Available data:

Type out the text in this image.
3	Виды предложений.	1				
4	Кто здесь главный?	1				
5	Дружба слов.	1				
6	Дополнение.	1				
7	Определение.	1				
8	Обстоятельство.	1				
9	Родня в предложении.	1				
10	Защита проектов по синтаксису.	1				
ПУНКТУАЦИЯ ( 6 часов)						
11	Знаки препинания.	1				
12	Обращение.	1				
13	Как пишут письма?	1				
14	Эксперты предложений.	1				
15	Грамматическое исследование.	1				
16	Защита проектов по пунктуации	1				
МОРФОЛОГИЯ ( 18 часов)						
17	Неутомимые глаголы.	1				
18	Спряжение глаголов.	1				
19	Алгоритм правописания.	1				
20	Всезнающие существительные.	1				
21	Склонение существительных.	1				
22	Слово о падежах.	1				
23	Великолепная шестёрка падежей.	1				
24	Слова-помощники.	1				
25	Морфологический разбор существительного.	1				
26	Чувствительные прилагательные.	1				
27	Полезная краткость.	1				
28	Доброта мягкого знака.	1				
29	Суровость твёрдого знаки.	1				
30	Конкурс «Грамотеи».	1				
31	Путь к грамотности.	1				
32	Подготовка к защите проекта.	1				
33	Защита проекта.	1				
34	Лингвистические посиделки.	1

Problem:
Only the number is wanted: how many lines of the material above include the word "часов"?

Response to this exercise:
2